> [Problem statement] The answer should be each line from the entries below that has the word "near" in it.

(Working data Opens)

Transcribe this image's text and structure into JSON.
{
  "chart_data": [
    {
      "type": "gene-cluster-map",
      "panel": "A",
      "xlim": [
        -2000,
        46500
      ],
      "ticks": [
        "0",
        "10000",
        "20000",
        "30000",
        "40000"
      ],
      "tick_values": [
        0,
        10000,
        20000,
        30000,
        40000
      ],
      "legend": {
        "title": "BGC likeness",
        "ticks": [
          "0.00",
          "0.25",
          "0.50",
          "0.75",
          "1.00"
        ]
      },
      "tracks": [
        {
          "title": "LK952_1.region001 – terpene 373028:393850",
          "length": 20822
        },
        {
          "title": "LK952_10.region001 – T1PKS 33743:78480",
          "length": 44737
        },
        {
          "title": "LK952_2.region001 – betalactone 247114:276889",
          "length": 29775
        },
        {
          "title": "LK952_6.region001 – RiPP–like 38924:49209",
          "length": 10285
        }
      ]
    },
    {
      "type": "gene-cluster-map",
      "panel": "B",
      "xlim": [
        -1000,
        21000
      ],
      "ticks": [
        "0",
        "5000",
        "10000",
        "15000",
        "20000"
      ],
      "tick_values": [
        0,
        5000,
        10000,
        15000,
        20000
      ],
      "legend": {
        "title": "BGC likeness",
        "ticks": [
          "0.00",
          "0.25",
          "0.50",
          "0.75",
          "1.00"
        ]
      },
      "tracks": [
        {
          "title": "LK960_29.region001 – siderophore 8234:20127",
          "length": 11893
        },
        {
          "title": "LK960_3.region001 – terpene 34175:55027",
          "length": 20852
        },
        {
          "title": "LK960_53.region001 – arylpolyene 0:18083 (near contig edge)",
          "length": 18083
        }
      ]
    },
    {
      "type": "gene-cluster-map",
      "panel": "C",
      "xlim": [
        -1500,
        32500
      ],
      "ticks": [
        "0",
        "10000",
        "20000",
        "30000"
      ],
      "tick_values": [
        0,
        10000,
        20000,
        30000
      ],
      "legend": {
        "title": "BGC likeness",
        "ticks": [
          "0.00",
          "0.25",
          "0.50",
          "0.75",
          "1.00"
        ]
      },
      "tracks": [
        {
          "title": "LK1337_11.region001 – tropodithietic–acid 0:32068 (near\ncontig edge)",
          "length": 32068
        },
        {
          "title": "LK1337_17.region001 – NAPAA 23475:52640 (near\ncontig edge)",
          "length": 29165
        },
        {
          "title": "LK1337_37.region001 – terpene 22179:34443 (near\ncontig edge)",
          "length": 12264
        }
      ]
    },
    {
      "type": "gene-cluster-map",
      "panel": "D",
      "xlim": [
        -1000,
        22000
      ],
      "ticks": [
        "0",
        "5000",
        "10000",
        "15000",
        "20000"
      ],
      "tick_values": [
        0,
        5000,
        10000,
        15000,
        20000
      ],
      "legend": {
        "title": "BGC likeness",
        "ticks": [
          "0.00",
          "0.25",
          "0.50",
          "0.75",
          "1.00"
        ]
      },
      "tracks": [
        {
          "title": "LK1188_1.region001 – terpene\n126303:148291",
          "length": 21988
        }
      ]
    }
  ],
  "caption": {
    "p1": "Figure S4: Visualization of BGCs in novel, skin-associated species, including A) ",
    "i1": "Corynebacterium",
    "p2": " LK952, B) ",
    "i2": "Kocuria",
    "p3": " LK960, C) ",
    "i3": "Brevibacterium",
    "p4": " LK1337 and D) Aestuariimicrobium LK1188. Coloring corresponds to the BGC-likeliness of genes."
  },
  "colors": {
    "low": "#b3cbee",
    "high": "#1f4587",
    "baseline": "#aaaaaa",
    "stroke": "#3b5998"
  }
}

(Working data Closes)

> [Worked solution]
          "title": "LK960_53.region001 – arylpolyene 0:18083 (near contig edge)",
          "title": "LK1337_11.region001 – tropodithietic–acid 0:32068 (near\ncontig edge)",
          "title": "LK1337_17.region001 – NAPAA 23475:52640 (near\ncontig edge)",
          "title": "LK1337_37.region001 – terpene 22179:34443 (near\ncontig edge)",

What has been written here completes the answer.